Set down each of the records below exactly as it reads. No pictures go into the copy.
[Material supplied Boundary: Start]
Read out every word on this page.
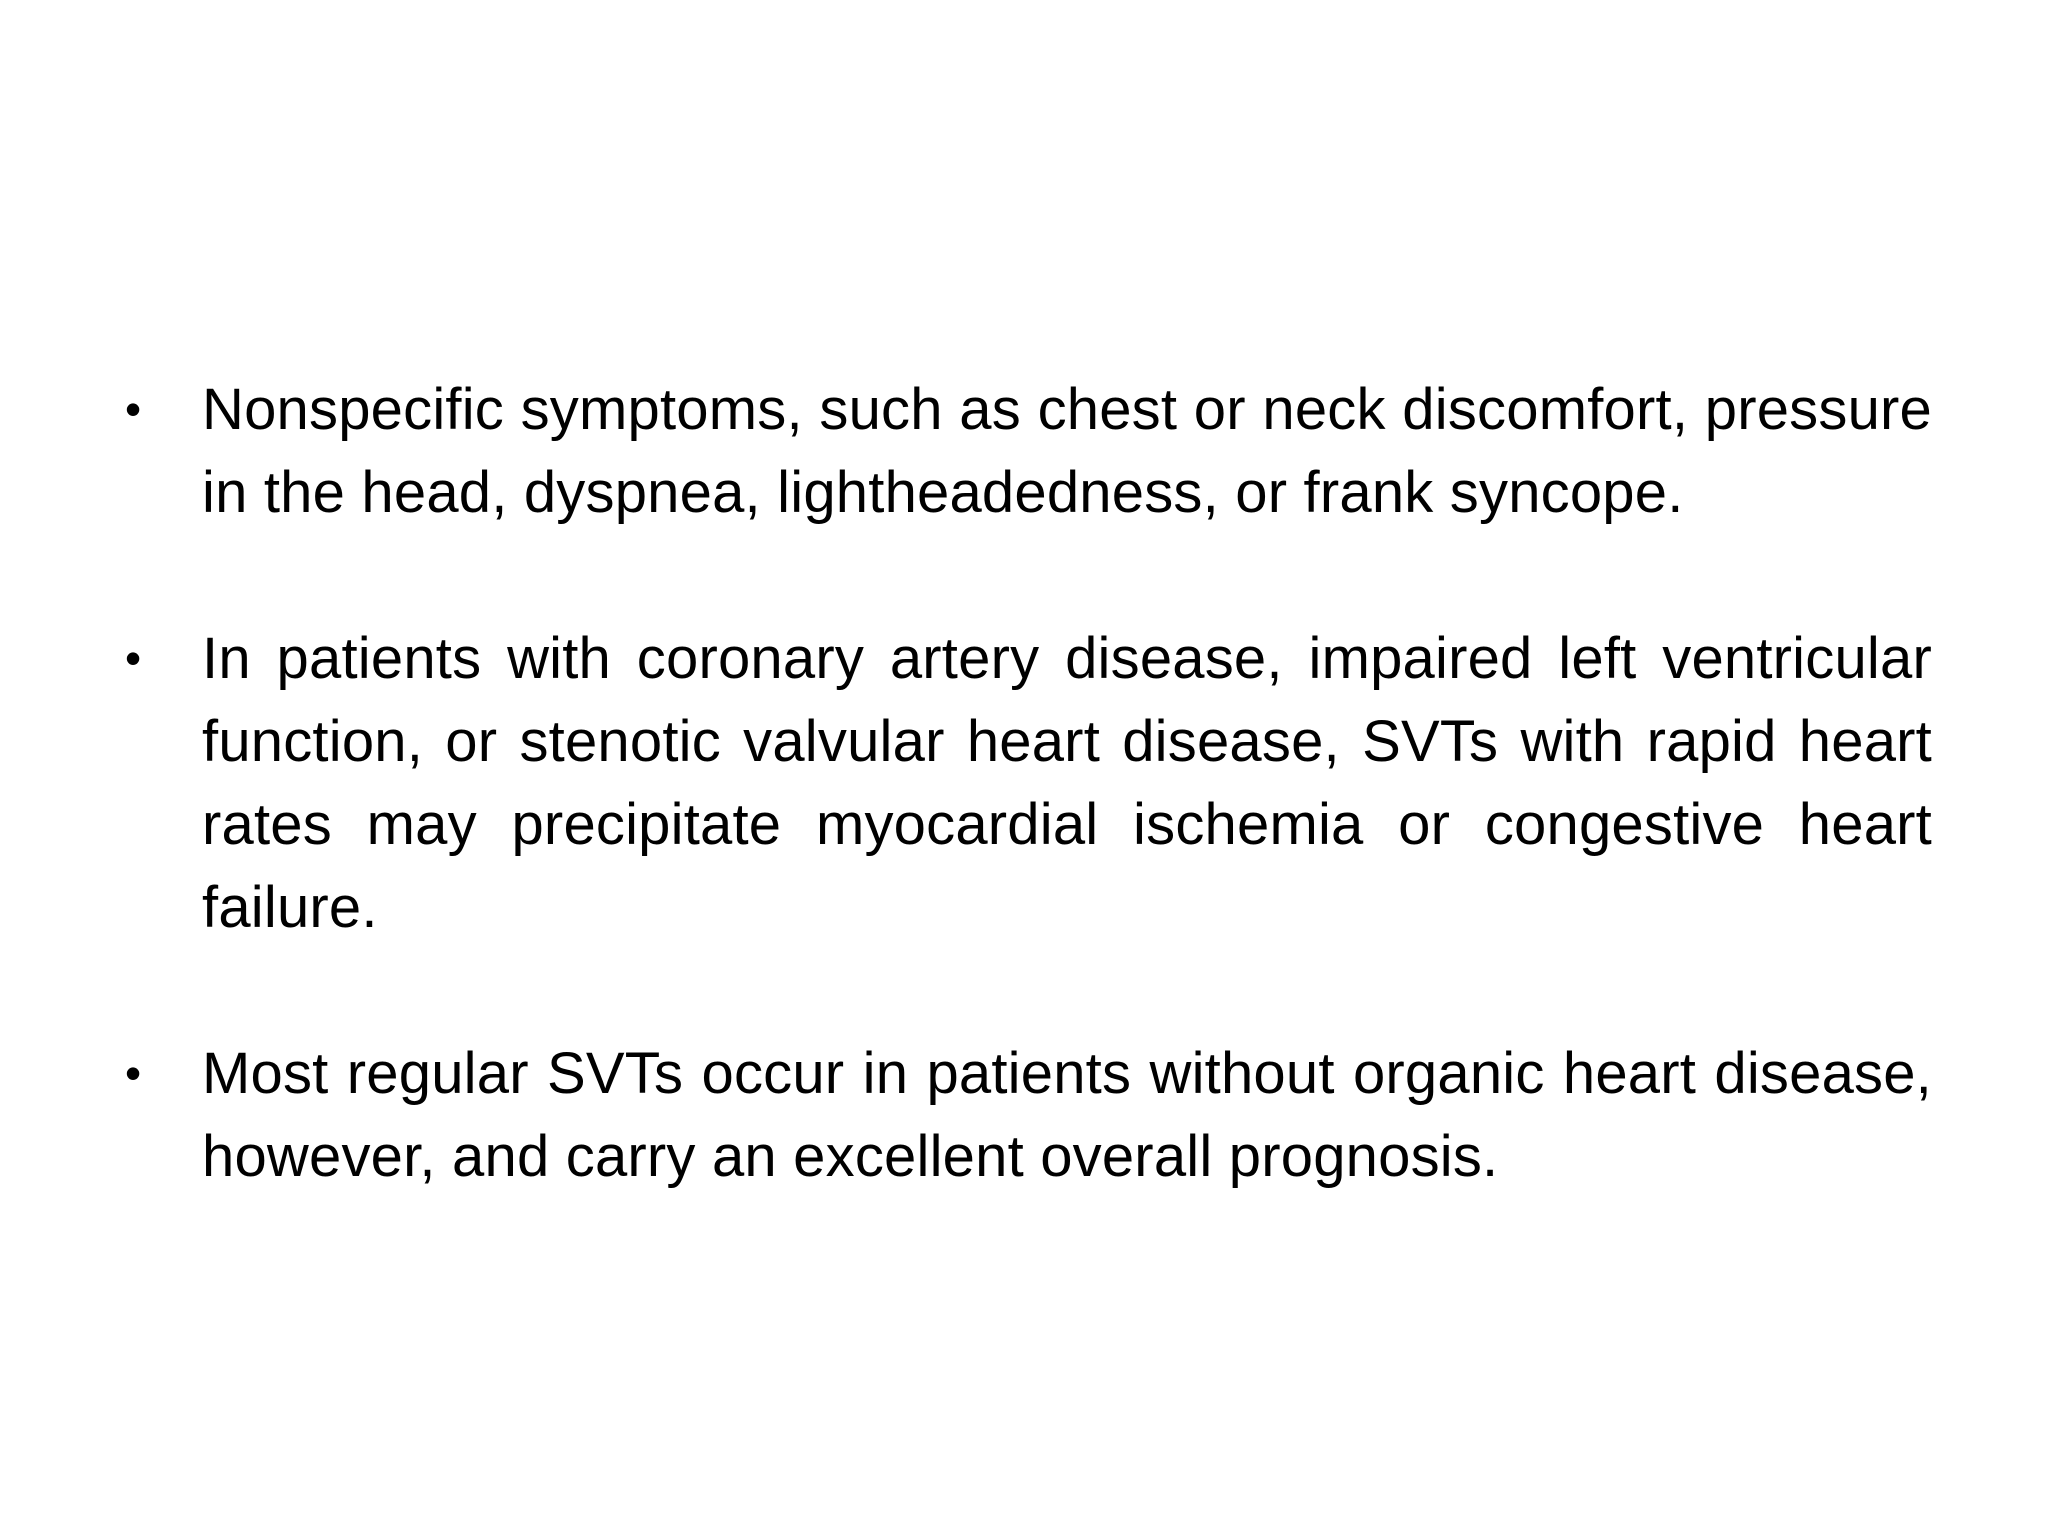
• Nonspecific symptoms, such as chest or neck discomfort, pressure in the head, dyspnea, lightheadedness, or frank syncope.
• In patients with coronary artery disease, impaired left ventricular function, or stenotic valvular heart disease, SVTs with rapid heart rates may precipitate myocardial ischemia or congestive heart failure.
• Most regular SVTs occur in patients without organic heart disease, however, and carry an excellent overall prognosis.
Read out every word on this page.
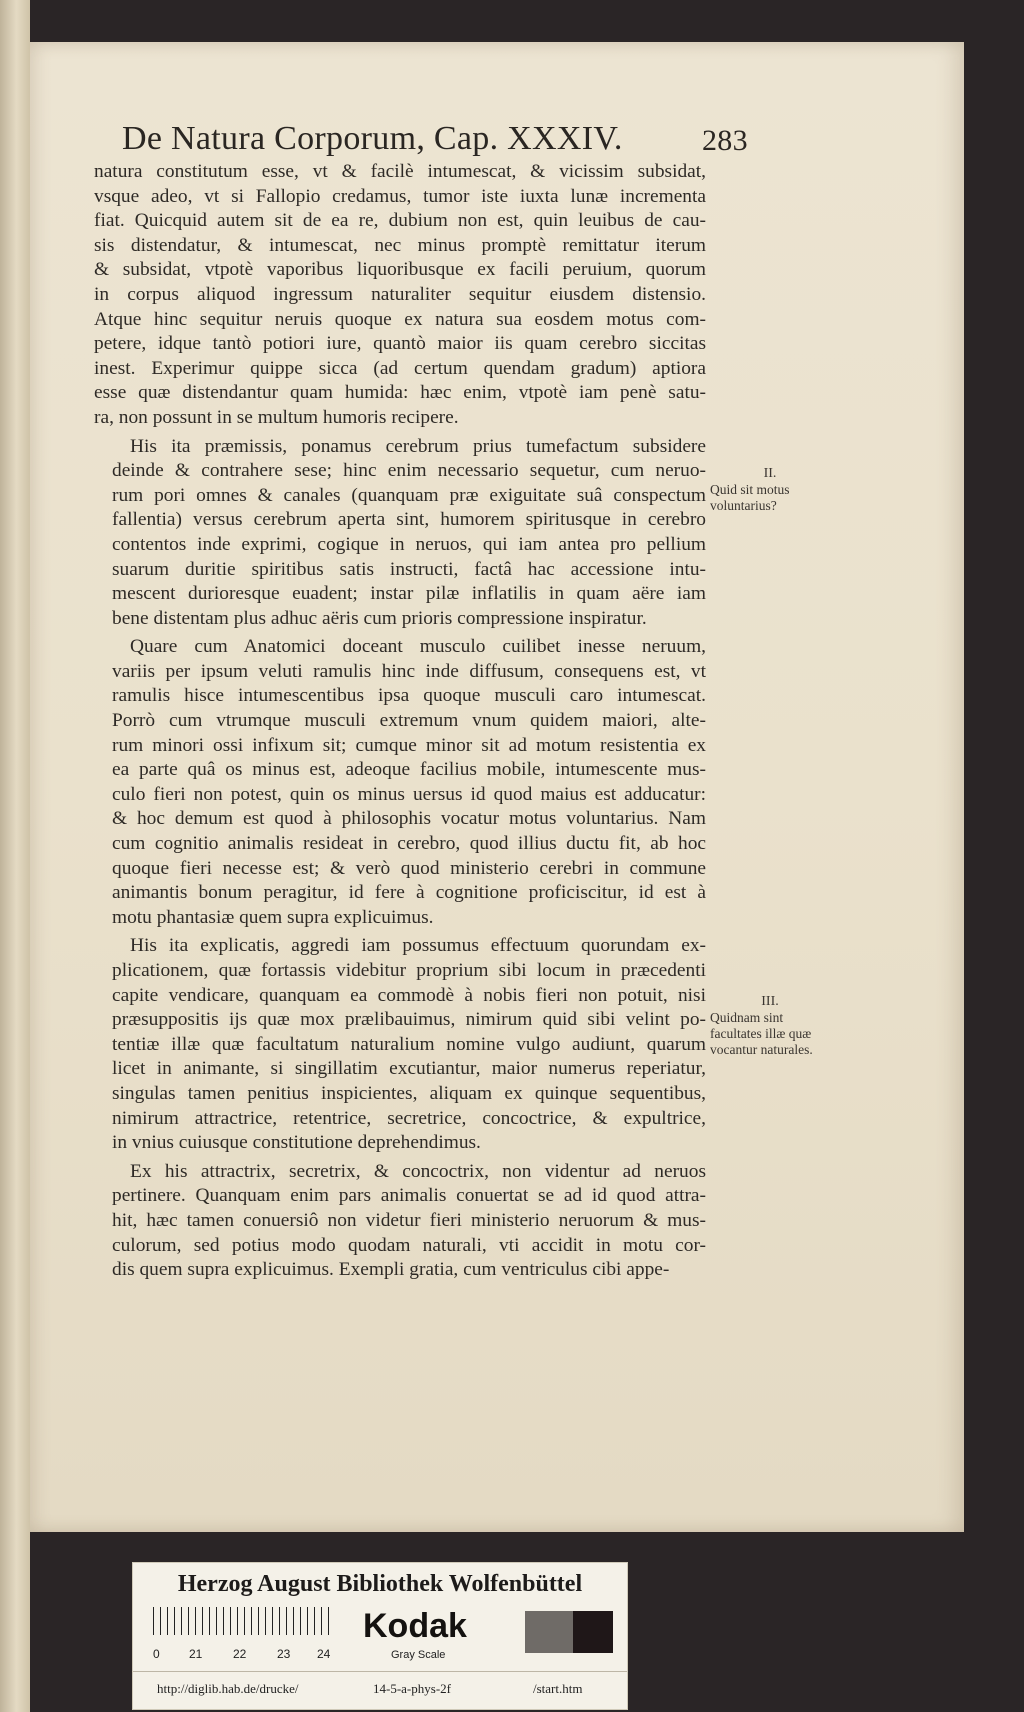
De Natura Corporum, Cap. XXXIV.	283

natura constitutum esse, vt & facilè intumescat, & vicissim subsidat,
vsque adeo, vt si Fallopio credamus, tumor iste iuxta lunæ incrementa
fiat. Quicquid autem sit de ea re, dubium non est, quin leuibus de cau-
sis distendatur, & intumescat, nec minus promptè remittatur iterum
& subsidat, vtpotè vaporibus liquoribusque ex facili peruium, quorum
in corpus aliquod ingressum naturaliter sequitur eiusdem distensio.
Atque hinc sequitur neruis quoque ex natura sua eosdem motus com-
petere, idque tantò potiori iure, quantò maior iis quam cerebro siccitas
inest. Experimur quippe sicca (ad certum quendam gradum) aptiora
esse quæ distendantur quam humida: hæc enim, vtpotè iam penè satu-
ra, non possunt in se multum humoris recipere.

His ita præmissis, ponamus cerebrum prius tumefactum subsidere
deinde & contrahere sese; hinc enim necessario sequetur, cum neruo-
rum pori omnes & canales (quanquam præ exiguitate suâ conspectum
fallentia) versus cerebrum aperta sint, humorem spiritusque in cerebro
contentos inde exprimi, cogique in neruos, qui iam antea pro pellium
suarum duritie spiritibus satis instructi, factâ hac accessione intu-
mescent durioresque euadent; instar pilæ inflatilis in quam aëre iam
bene distentam plus adhuc aëris cum prioris compressione inspiratur.

Quare cum Anatomici doceant musculo cuilibet inesse neruum,
variis per ipsum veluti ramulis hinc inde diffusum, consequens est, vt
ramulis hisce intumescentibus ipsa quoque musculi caro intumescat.
Porrò cum vtrumque musculi extremum vnum quidem maiori, alte-
rum minori ossi infixum sit; cumque minor sit ad motum resistentia ex
ea parte quâ os minus est, adeoque facilius mobile, intumescente mus-
culo fieri non potest, quin os minus uersus id quod maius est adducatur:
& hoc demum est quod à philosophis vocatur motus voluntarius. Nam
cum cognitio animalis resideat in cerebro, quod illius ductu fit, ab hoc
quoque fieri necesse est; & verò quod ministerio cerebri in commune
animantis bonum peragitur, id fere à cognitione proficiscitur, id est à
motu phantasiæ quem supra explicuimus.

His ita explicatis, aggredi iam possumus effectuum quorundam ex-
plicationem, quæ fortassis videbitur proprium sibi locum in præcedenti
capite vendicare, quanquam ea commodè à nobis fieri non potuit, nisi
præsuppositis ijs quæ mox prælibauimus, nimirum quid sibi velint po-
tentiæ illæ quæ facultatum naturalium nomine vulgo audiunt, quarum
licet in animante, si singillatim excutiantur, maior numerus reperiatur,
singulas tamen penitius inspicientes, aliquam ex quinque sequentibus,
nimirum attractrice, retentrice, secretrice, concoctrice, & expultrice,
in vnius cuiusque constitutione deprehendimus.

Ex his attractrix, secretrix, & concoctrix, non videntur ad neruos
pertinere. Quanquam enim pars animalis conuertat se ad id quod attra-
hit, hæc tamen conuersiô non videtur fieri ministerio neruorum & mus-
culorum, sed potius modo quodam naturali, vti accidit in motu cor-
dis quem supra explicuimus. Exempli gratia, cum ventriculus cibi appe-

II.
Quid sit motus voluntarius?
III.
Quidnam sint facultates illæ quæ vocantur naturales.
Herzog August Bibliothek Wolfenbüttel
Kodak
Gray Scale
0 21	22	23 24
http://diglib.hab.de/drucke/	14-5-a-phys-2f	/start.htm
[Material supplied Boundary: End]
(Expected answer)
Read out every word on this page.
• Nonspecific symptoms, such as chest or neck discomfort, pressure in the head, dyspnea, lightheadedness, or frank syncope.
• In patients with coronary artery disease, impaired left ventricular function, or stenotic valvular heart disease, SVTs with rapid heart rates may precipitate myocardial ischemia or congestive heart failure.
• Most regular SVTs occur in patients without organic heart disease, however, and carry an excellent overall prognosis.
Read out every word on this page.
De Natura Corporum, Cap. XXXIV.	283

natura constitutum esse, vt & facilè intumescat, & vicissim subsidat,
vsque adeo, vt si Fallopio credamus, tumor iste iuxta lunæ incrementa
fiat. Quicquid autem sit de ea re, dubium non est, quin leuibus de cau-
sis distendatur, & intumescat, nec minus promptè remittatur iterum
& subsidat, vtpotè vaporibus liquoribusque ex facili peruium, quorum
in corpus aliquod ingressum naturaliter sequitur eiusdem distensio.
Atque hinc sequitur neruis quoque ex natura sua eosdem motus com-
petere, idque tantò potiori iure, quantò maior iis quam cerebro siccitas
inest. Experimur quippe sicca (ad certum quendam gradum) aptiora
esse quæ distendantur quam humida: hæc enim, vtpotè iam penè satu-
ra, non possunt in se multum humoris recipere.

His ita præmissis, ponamus cerebrum prius tumefactum subsidere
deinde & contrahere sese; hinc enim necessario sequetur, cum neruo-
rum pori omnes & canales (quanquam præ exiguitate suâ conspectum
fallentia) versus cerebrum aperta sint, humorem spiritusque in cerebro
contentos inde exprimi, cogique in neruos, qui iam antea pro pellium
suarum duritie spiritibus satis instructi, factâ hac accessione intu-
mescent durioresque euadent; instar pilæ inflatilis in quam aëre iam
bene distentam plus adhuc aëris cum prioris compressione inspiratur.

Quare cum Anatomici doceant musculo cuilibet inesse neruum,
variis per ipsum veluti ramulis hinc inde diffusum, consequens est, vt
ramulis hisce intumescentibus ipsa quoque musculi caro intumescat.
Porrò cum vtrumque musculi extremum vnum quidem maiori, alte-
rum minori ossi infixum sit; cumque minor sit ad motum resistentia ex
ea parte quâ os minus est, adeoque facilius mobile, intumescente mus-
culo fieri non potest, quin os minus uersus id quod maius est adducatur:
& hoc demum est quod à philosophis vocatur motus voluntarius. Nam
cum cognitio animalis resideat in cerebro, quod illius ductu fit, ab hoc
quoque fieri necesse est; & verò quod ministerio cerebri in commune
animantis bonum peragitur, id fere à cognitione proficiscitur, id est à
motu phantasiæ quem supra explicuimus.

His ita explicatis, aggredi iam possumus effectuum quorundam ex-
plicationem, quæ fortassis videbitur proprium sibi locum in præcedenti
capite vendicare, quanquam ea commodè à nobis fieri non potuit, nisi
præsuppositis ijs quæ mox prælibauimus, nimirum quid sibi velint po-
tentiæ illæ quæ facultatum naturalium nomine vulgo audiunt, quarum
licet in animante, si singillatim excutiantur, maior numerus reperiatur,
singulas tamen penitius inspicientes, aliquam ex quinque sequentibus,
nimirum attractrice, retentrice, secretrice, concoctrice, & expultrice,
in vnius cuiusque constitutione deprehendimus.

Ex his attractrix, secretrix, & concoctrix, non videntur ad neruos
pertinere. Quanquam enim pars animalis conuertat se ad id quod attra-
hit, hæc tamen conuersiô non videtur fieri ministerio neruorum & mus-
culorum, sed potius modo quodam naturali, vti accidit in motu cor-
dis quem supra explicuimus. Exempli gratia, cum ventriculus cibi appe-

II.
Quid sit motus voluntarius?
III.
Quidnam sint facultates illæ quæ vocantur naturales.
Herzog August Bibliothek Wolfenbüttel
Kodak
Gray Scale
0 21	22	23 24
http://diglib.hab.de/drucke/	14-5-a-phys-2f	/start.htm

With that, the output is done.